▶ _PROBLEM TO WORK ON_
Decide whether each statement below agrees with the Kobo survey analysis vignette. Answer yes or no for each, and quote the deciding words of the vignette.
(a) kobo_select_one() gives lines for responses that no one chose.
(b) In kobo_select_one(), the choices argument is optional.
(c) For select multiples, a choice that is in the Kobo tool but not in the dataset is removed from the calculation.

Survey analysis based on a Kobo tool
kobo_analysis.Rmd
library(impactR.analysis)
library(dplyr)
#>
#> Attaching package: 'dplyr'
#> The following objects are masked from 'package:stats':
#>
#> filter, lag
#> The following objects are masked from 'package:base':
#>
#> intersect, setdiff, setequal, union
This vignette emphasizes how to analyze survey data based on Kobo,
leveraging both the svy_*()
family of functions and a Kobo
tool.
Proportion for select ones
As of version v0.0.3, kobo_select_one()
uses only the
information present in the dataset, and then retrieve labels from the
Kobo tool. It means that it does not provide lines for responses that
have not been chosen.
# With the labels, wonderful "var_label" and "var_value_label"
# Choices is optional
# Survey is mandatory
kobo_select_one(design,
vars = c("h_2_type_latrine", "admin1"),
survey,
choices,
group = "milieu")
# For all select ones in the survey sheet
kobo_select_one_all(design, survey, choices)
Proportion for select multiples
This function is deliberately conservative for the following:
- if a choice exists in the Kobo tool, but not in the dataset, it is removed from the calculation;
- if a choice exists in the dataset, but not in the Kobo tool, it will not be taken into account; for example, if a choice has been added and recoded during cleaning, the Kobo tool must be updated beforehand (which goes hand in hand with the good practice of having an up-to-date Kobo tool that can be used as a dictionary of variables;
- input a filtered survey sheet with the variables corresponding to the data (main, hh roster, education loop, etc.).

▶ _DATA ROWS_

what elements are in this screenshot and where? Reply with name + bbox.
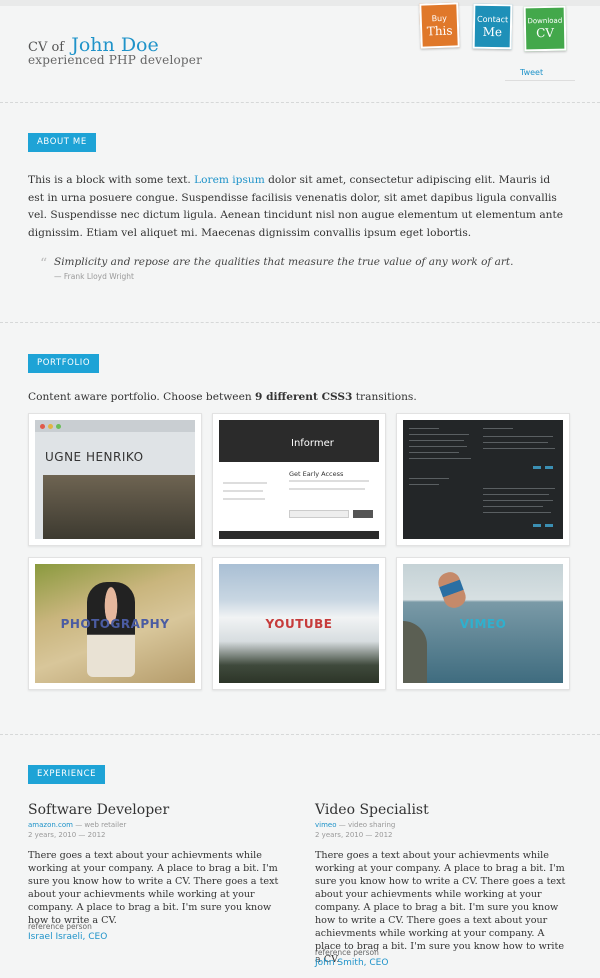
portfolio-item-photography[interactable]: PHOTOGRAPHY bbox=[28, 557, 202, 690]
text-line bbox=[409, 428, 439, 429]
henriko-thumbnail: UGNE HENRIKO bbox=[35, 420, 195, 539]
text-line bbox=[409, 434, 469, 435]
about-text: This is a block with some text. Lorem ip… bbox=[28, 172, 568, 242]
informer-footer bbox=[219, 531, 379, 539]
text-line bbox=[483, 500, 553, 501]
reference-name-link[interactable]: Israel Israeli, CEO bbox=[28, 932, 107, 942]
youtube-thumbnail: YOUTUBE bbox=[219, 564, 379, 683]
informer-cta: Get Early Access bbox=[289, 470, 344, 478]
reference-label: reference person bbox=[28, 922, 92, 931]
photography-caption: PHOTOGRAPHY bbox=[60, 616, 170, 631]
contact-big-label: Me bbox=[482, 24, 503, 40]
job-period: 2 years, 2010 — 2012 bbox=[315, 831, 393, 839]
tweet-link[interactable]: Tweet bbox=[520, 68, 543, 77]
portfolio-intro-bold: 9 different CSS3 bbox=[255, 391, 353, 403]
job-title: Video Specialist bbox=[315, 802, 429, 818]
text-line bbox=[483, 506, 543, 507]
portfolio-intro: Content aware portfolio. Choose between … bbox=[28, 391, 417, 403]
portfolio-item-youtube[interactable]: YOUTUBE bbox=[212, 557, 386, 690]
job-role: — web retailer bbox=[72, 821, 127, 829]
text-line bbox=[289, 480, 369, 482]
experience-label: EXPERIENCE bbox=[28, 765, 106, 784]
text-line bbox=[483, 448, 555, 449]
buy-small-label: Buy bbox=[431, 13, 448, 24]
text-line bbox=[483, 512, 551, 513]
portfolio-item-informer[interactable]: Informer Get Early Access bbox=[212, 413, 386, 546]
text-line bbox=[409, 478, 449, 479]
text-line bbox=[289, 488, 365, 490]
text-line bbox=[483, 488, 555, 489]
contact-me-button[interactable]: Contact Me bbox=[472, 3, 513, 50]
job-period: 2 years, 2010 — 2012 bbox=[28, 831, 106, 839]
portfolio-item-dark-site[interactable] bbox=[396, 413, 570, 546]
jumper-figure bbox=[435, 569, 469, 611]
job-description: There goes a text about your achievments… bbox=[28, 850, 279, 926]
tweet-divider bbox=[505, 80, 575, 81]
youtube-caption: YOUTUBE bbox=[265, 616, 333, 631]
reference-label: reference person bbox=[315, 948, 379, 957]
vimeo-caption: VIMEO bbox=[459, 616, 507, 631]
text-line bbox=[483, 428, 513, 429]
job-title: Software Developer bbox=[28, 802, 170, 818]
reference-name-link[interactable]: John Smith, CEO bbox=[315, 958, 388, 968]
portfolio-label: PORTFOLIO bbox=[28, 354, 100, 373]
buy-big-label: This bbox=[426, 23, 453, 39]
text-line bbox=[409, 458, 471, 459]
job-company-link[interactable]: amazon.com bbox=[28, 821, 73, 829]
text-line bbox=[409, 484, 439, 485]
tagline: experienced PHP developer bbox=[28, 53, 203, 67]
quote-icon: “ bbox=[40, 256, 48, 272]
accent-mark bbox=[533, 524, 541, 527]
portfolio-intro-end: transitions. bbox=[352, 391, 417, 403]
portfolio-intro-start: Content aware portfolio. Choose between bbox=[28, 391, 256, 403]
informer-thumbnail: Informer Get Early Access bbox=[219, 420, 379, 539]
quote-author: — Frank Lloyd Wright bbox=[54, 272, 134, 281]
text-line bbox=[409, 452, 459, 453]
job-meta: vimeo — video sharing 2 years, 2010 — 20… bbox=[315, 820, 395, 840]
download-big-label: CV bbox=[536, 25, 555, 41]
page-header: CV of John Doe experienced PHP developer… bbox=[0, 0, 600, 102]
accent-mark bbox=[545, 524, 553, 527]
close-dot-icon bbox=[40, 424, 45, 429]
about-link[interactable]: Lorem ipsum bbox=[194, 174, 265, 186]
henriko-photo bbox=[43, 475, 195, 539]
download-small-label: Download bbox=[527, 16, 563, 26]
section-divider bbox=[0, 322, 600, 323]
text-line bbox=[223, 482, 267, 484]
submit-mock bbox=[353, 510, 373, 518]
section-divider bbox=[0, 102, 600, 103]
informer-logo: Informer bbox=[291, 438, 334, 449]
about-text-start: This is a block with some text. bbox=[28, 174, 195, 186]
accent-mark bbox=[533, 466, 541, 469]
download-cv-button[interactable]: Download CV bbox=[523, 5, 567, 52]
section-divider bbox=[0, 734, 600, 735]
photography-thumbnail: PHOTOGRAPHY bbox=[35, 564, 195, 683]
maximize-dot-icon bbox=[56, 424, 61, 429]
vimeo-thumbnail: VIMEO bbox=[403, 564, 563, 683]
text-line bbox=[409, 446, 467, 447]
dark-site-thumbnail bbox=[403, 420, 563, 539]
job-role: — video sharing bbox=[336, 821, 396, 829]
portfolio-item-henriko[interactable]: UGNE HENRIKO bbox=[28, 413, 202, 546]
text-line bbox=[223, 490, 263, 492]
henriko-brand: UGNE HENRIKO bbox=[45, 450, 144, 464]
text-line bbox=[483, 494, 549, 495]
text-line bbox=[409, 440, 464, 441]
job-company-link[interactable]: vimeo bbox=[315, 821, 337, 829]
portfolio-item-vimeo[interactable]: VIMEO bbox=[396, 557, 570, 690]
text-line bbox=[223, 498, 265, 500]
quote-text: Simplicity and repose are the qualities … bbox=[54, 256, 514, 268]
job-meta: amazon.com — web retailer 2 years, 2010 … bbox=[28, 820, 126, 840]
text-line bbox=[483, 442, 548, 443]
text-line bbox=[483, 436, 553, 437]
minimize-dot-icon bbox=[48, 424, 53, 429]
buy-this-button[interactable]: Buy This bbox=[419, 2, 460, 49]
email-input-mock bbox=[289, 510, 349, 518]
accent-mark bbox=[545, 466, 553, 469]
about-label: ABOUT ME bbox=[28, 133, 96, 152]
contact-small-label: Contact bbox=[476, 14, 509, 25]
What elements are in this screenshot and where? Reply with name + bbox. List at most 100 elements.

▶ _ANSWER FOR THIS EXERCISE_
(a) No: "It means that it does not provide lines for responses that have not been chosen."
(b) Yes: "# Choices is optional"
(c) Yes: "if a choice exists in the Kobo tool, but not in the dataset, it is removed from the calculation"